* **Source records**:
◆ ◆ ◆ ◆

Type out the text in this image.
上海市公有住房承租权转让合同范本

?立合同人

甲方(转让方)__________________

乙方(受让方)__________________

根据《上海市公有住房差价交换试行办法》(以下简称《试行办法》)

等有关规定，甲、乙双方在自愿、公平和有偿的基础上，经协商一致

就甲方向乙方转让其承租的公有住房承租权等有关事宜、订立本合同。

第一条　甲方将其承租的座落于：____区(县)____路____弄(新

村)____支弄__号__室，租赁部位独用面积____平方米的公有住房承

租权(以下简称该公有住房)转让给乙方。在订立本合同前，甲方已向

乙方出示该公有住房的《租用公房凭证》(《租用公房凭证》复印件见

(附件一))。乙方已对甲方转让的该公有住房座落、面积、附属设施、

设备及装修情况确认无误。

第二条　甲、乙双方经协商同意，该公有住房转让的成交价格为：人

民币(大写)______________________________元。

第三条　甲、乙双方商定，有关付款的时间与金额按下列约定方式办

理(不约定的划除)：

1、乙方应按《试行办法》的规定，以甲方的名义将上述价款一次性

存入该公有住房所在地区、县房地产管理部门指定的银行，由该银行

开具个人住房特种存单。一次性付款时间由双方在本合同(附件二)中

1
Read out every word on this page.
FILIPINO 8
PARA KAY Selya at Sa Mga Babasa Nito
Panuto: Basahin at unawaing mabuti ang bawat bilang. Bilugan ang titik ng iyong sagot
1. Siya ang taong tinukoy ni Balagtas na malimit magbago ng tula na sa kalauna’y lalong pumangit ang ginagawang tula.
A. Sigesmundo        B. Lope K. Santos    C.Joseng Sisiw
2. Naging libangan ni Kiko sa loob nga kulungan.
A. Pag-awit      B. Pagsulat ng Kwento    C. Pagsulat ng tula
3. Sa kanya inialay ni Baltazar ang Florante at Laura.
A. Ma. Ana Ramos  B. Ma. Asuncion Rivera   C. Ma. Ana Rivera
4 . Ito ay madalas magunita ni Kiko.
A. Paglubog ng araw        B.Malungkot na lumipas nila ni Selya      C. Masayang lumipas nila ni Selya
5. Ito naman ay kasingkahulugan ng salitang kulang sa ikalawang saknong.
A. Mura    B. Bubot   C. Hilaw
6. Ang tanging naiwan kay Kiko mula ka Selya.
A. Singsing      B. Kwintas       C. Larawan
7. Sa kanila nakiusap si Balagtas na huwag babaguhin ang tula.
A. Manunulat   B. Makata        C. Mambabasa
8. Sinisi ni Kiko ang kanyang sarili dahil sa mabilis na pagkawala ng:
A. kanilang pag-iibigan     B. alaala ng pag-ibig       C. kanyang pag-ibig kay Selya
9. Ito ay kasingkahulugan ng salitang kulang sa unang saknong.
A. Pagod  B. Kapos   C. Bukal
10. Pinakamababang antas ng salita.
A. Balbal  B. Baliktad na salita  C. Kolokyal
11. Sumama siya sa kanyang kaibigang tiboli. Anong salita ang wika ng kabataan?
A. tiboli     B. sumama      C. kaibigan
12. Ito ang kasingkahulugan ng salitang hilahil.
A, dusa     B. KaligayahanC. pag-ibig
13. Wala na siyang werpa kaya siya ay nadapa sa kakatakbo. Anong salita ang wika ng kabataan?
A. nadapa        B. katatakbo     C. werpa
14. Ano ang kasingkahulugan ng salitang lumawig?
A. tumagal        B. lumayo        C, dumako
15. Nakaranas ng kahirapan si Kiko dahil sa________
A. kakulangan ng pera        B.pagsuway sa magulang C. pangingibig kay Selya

◆ ◆ ◆ ◆

* **DO THIS**: Copy out every line of the data above, exactly as given.

* **SOLUTION TO THIS TASK**:
Type out the text in this image.
上海市公有住房承租权转让合同范本

?立合同人

甲方(转让方)__________________

乙方(受让方)__________________

根据《上海市公有住房差价交换试行办法》(以下简称《试行办法》)

等有关规定，甲、乙双方在自愿、公平和有偿的基础上，经协商一致

就甲方向乙方转让其承租的公有住房承租权等有关事宜、订立本合同。

第一条　甲方将其承租的座落于：____区(县)____路____弄(新

村)____支弄__号__室，租赁部位独用面积____平方米的公有住房承

租权(以下简称该公有住房)转让给乙方。在订立本合同前，甲方已向

乙方出示该公有住房的《租用公房凭证》(《租用公房凭证》复印件见

(附件一))。乙方已对甲方转让的该公有住房座落、面积、附属设施、

设备及装修情况确认无误。

第二条　甲、乙双方经协商同意，该公有住房转让的成交价格为：人

民币(大写)______________________________元。

第三条　甲、乙双方商定，有关付款的时间与金额按下列约定方式办

理(不约定的划除)：

1、乙方应按《试行办法》的规定，以甲方的名义将上述价款一次性

存入该公有住房所在地区、县房地产管理部门指定的银行，由该银行

开具个人住房特种存单。一次性付款时间由双方在本合同(附件二)中

1
Read out every word on this page.
FILIPINO 8
PARA KAY Selya at Sa Mga Babasa Nito
Panuto: Basahin at unawaing mabuti ang bawat bilang. Bilugan ang titik ng iyong sagot
1. Siya ang taong tinukoy ni Balagtas na malimit magbago ng tula na sa kalauna’y lalong pumangit ang ginagawang tula.
A. Sigesmundo        B. Lope K. Santos    C.Joseng Sisiw
2. Naging libangan ni Kiko sa loob nga kulungan.
A. Pag-awit      B. Pagsulat ng Kwento    C. Pagsulat ng tula
3. Sa kanya inialay ni Baltazar ang Florante at Laura.
A. Ma. Ana Ramos  B. Ma. Asuncion Rivera   C. Ma. Ana Rivera
4 . Ito ay madalas magunita ni Kiko.
A. Paglubog ng araw        B.Malungkot na lumipas nila ni Selya      C. Masayang lumipas nila ni Selya
5. Ito naman ay kasingkahulugan ng salitang kulang sa ikalawang saknong.
A. Mura    B. Bubot   C. Hilaw
6. Ang tanging naiwan kay Kiko mula ka Selya.
A. Singsing      B. Kwintas       C. Larawan
7. Sa kanila nakiusap si Balagtas na huwag babaguhin ang tula.
A. Manunulat   B. Makata        C. Mambabasa
8. Sinisi ni Kiko ang kanyang sarili dahil sa mabilis na pagkawala ng:
A. kanilang pag-iibigan     B. alaala ng pag-ibig       C. kanyang pag-ibig kay Selya
9. Ito ay kasingkahulugan ng salitang kulang sa unang saknong.
A. Pagod  B. Kapos   C. Bukal
10. Pinakamababang antas ng salita.
A. Balbal  B. Baliktad na salita  C. Kolokyal
11. Sumama siya sa kanyang kaibigang tiboli. Anong salita ang wika ng kabataan?
A. tiboli     B. sumama      C. kaibigan
12. Ito ang kasingkahulugan ng salitang hilahil.
A, dusa     B. KaligayahanC. pag-ibig
13. Wala na siyang werpa kaya siya ay nadapa sa kakatakbo. Anong salita ang wika ng kabataan?
A. nadapa        B. katatakbo     C. werpa
14. Ano ang kasingkahulugan ng salitang lumawig?
A. tumagal        B. lumayo        C, dumako
15. Nakaranas ng kahirapan si Kiko dahil sa________
A. kakulangan ng pera        B.pagsuway sa magulang C. pangingibig kay Selya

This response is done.